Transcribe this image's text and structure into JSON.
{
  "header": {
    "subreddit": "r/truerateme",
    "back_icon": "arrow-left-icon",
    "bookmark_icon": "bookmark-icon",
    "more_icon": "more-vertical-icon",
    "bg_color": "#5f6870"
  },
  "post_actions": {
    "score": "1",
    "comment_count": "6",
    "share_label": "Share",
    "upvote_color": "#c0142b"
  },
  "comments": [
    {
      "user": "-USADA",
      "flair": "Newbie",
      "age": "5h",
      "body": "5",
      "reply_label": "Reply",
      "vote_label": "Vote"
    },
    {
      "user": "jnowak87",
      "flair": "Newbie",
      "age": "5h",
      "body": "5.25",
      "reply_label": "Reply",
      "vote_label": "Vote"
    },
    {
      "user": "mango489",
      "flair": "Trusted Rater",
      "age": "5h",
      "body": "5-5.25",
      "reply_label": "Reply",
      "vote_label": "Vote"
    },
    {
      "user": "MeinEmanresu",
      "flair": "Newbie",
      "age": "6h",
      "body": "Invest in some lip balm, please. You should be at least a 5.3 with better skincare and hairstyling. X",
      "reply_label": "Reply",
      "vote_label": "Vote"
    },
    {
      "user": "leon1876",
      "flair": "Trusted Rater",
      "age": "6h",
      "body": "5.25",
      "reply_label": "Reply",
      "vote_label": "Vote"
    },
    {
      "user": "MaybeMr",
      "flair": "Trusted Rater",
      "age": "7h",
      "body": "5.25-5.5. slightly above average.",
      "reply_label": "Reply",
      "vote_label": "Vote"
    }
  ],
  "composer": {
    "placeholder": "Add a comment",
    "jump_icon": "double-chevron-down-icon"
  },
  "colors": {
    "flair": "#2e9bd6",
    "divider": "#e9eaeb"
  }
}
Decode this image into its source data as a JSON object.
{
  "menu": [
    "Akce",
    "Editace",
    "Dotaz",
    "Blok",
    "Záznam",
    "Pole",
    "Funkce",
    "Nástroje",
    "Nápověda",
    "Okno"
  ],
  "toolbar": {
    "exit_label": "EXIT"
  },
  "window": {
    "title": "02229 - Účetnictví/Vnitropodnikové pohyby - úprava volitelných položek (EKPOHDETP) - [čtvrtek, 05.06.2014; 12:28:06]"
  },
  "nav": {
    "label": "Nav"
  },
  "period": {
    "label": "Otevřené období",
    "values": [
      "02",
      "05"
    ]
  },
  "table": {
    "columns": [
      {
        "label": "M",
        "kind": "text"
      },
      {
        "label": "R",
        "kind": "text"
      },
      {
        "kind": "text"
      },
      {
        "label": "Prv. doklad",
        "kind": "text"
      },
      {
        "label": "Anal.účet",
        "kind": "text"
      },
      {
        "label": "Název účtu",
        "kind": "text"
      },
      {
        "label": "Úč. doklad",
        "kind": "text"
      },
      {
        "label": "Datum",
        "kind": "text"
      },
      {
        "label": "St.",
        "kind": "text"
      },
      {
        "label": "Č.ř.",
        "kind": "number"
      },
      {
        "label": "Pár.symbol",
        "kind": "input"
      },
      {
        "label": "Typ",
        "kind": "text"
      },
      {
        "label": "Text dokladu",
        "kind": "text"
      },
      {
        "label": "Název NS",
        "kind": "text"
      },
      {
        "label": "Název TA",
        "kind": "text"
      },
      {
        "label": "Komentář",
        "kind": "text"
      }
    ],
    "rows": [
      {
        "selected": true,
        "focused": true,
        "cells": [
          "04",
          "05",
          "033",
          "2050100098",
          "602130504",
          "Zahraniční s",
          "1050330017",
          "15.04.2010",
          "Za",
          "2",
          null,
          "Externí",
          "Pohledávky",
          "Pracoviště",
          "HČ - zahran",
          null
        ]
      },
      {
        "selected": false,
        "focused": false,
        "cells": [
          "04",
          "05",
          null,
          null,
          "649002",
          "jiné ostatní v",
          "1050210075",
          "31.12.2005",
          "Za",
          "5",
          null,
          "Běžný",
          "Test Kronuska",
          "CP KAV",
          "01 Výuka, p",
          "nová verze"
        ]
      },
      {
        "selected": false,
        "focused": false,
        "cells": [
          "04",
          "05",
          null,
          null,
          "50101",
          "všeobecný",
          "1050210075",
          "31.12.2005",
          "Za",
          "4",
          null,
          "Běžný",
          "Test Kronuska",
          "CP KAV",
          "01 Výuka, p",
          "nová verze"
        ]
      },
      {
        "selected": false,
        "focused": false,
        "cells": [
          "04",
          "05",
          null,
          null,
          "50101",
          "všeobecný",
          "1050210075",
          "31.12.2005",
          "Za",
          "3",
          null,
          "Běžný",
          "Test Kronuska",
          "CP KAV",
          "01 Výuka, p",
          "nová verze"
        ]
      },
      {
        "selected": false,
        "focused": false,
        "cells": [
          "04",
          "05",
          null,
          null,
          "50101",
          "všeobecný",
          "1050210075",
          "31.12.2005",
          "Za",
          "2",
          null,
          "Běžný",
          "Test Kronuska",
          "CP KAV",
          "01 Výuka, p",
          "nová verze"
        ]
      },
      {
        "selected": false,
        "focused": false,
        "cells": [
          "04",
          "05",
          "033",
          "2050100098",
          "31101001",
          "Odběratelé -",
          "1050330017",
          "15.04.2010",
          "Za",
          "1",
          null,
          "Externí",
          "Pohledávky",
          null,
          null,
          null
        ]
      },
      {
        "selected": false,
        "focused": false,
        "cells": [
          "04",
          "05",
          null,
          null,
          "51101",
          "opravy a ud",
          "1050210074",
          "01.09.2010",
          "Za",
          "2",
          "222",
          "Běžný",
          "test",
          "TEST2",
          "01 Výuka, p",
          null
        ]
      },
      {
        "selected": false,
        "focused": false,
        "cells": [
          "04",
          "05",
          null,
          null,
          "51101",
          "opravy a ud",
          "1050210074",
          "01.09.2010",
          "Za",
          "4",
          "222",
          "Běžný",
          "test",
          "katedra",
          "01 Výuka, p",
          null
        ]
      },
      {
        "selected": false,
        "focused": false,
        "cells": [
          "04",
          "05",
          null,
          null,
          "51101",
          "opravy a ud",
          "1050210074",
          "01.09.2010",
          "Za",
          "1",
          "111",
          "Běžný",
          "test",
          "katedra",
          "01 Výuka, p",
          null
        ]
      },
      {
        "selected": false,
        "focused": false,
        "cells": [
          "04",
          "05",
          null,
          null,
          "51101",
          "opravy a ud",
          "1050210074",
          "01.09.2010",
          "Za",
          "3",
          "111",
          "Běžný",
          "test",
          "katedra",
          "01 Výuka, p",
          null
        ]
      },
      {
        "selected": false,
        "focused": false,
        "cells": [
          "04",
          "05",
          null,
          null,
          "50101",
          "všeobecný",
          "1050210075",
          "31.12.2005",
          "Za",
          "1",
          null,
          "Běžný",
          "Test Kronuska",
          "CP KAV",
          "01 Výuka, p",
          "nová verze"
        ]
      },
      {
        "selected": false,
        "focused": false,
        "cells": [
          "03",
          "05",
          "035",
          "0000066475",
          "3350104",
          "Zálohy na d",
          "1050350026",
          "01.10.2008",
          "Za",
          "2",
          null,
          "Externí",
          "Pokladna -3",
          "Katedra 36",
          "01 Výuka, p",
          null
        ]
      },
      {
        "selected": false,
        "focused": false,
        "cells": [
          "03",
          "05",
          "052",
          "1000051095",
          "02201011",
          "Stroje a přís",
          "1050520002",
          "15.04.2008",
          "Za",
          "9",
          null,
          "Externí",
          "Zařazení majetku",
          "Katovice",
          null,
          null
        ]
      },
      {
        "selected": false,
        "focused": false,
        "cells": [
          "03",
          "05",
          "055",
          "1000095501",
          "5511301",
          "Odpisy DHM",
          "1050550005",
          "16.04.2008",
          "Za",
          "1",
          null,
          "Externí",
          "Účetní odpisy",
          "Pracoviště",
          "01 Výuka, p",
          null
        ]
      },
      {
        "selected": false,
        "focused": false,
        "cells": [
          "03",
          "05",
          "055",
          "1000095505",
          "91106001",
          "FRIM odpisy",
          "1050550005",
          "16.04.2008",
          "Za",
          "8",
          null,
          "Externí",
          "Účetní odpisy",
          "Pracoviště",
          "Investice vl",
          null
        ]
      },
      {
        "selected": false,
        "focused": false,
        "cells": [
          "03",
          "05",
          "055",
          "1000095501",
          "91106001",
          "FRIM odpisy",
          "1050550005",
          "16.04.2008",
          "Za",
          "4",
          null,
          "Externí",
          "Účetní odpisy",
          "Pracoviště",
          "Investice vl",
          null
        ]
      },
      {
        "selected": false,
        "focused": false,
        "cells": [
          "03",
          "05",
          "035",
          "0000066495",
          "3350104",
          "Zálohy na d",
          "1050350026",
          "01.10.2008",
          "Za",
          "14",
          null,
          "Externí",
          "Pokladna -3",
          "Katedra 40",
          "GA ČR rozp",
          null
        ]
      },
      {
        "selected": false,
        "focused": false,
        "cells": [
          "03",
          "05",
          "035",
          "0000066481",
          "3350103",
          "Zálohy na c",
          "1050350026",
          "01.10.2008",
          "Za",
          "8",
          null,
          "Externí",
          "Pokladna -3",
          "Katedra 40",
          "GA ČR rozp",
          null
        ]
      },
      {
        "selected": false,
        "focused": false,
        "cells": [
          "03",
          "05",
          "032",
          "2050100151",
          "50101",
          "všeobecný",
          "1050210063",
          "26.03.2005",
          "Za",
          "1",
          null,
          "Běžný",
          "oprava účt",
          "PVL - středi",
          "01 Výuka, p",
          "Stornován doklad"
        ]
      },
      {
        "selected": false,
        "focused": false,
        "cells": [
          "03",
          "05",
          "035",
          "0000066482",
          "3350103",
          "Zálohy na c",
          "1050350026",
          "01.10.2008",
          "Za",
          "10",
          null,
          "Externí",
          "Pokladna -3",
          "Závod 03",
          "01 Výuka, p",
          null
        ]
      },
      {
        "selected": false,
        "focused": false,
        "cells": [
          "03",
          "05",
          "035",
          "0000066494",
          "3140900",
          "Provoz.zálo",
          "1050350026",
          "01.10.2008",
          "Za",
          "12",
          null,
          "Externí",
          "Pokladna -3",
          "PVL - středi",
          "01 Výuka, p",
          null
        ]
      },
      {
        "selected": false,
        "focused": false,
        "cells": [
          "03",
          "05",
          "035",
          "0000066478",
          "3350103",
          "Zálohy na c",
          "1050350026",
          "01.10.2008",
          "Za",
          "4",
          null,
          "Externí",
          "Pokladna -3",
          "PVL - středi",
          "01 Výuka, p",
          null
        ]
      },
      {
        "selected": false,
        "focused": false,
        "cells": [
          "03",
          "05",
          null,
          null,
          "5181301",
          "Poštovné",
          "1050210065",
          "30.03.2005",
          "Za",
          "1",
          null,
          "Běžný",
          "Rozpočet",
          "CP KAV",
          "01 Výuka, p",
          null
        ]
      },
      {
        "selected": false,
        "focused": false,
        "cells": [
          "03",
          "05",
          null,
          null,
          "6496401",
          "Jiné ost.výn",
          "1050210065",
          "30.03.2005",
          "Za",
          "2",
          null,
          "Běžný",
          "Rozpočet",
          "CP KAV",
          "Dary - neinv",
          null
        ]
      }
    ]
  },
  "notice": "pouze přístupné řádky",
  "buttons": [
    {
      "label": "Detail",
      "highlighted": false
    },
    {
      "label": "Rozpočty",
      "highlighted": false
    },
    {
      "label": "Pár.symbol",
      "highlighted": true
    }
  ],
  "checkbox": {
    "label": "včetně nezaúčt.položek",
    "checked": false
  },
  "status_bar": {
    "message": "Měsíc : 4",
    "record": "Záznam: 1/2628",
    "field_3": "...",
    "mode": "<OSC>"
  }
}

— WHAT YOU HAVE TO DO —
Look through the entries above for the word "Název". Copy every line where it shows up.

— OUTPUT —
        "label": "Název účtu",
        "label": "Název NS",
        "label": "Název TA",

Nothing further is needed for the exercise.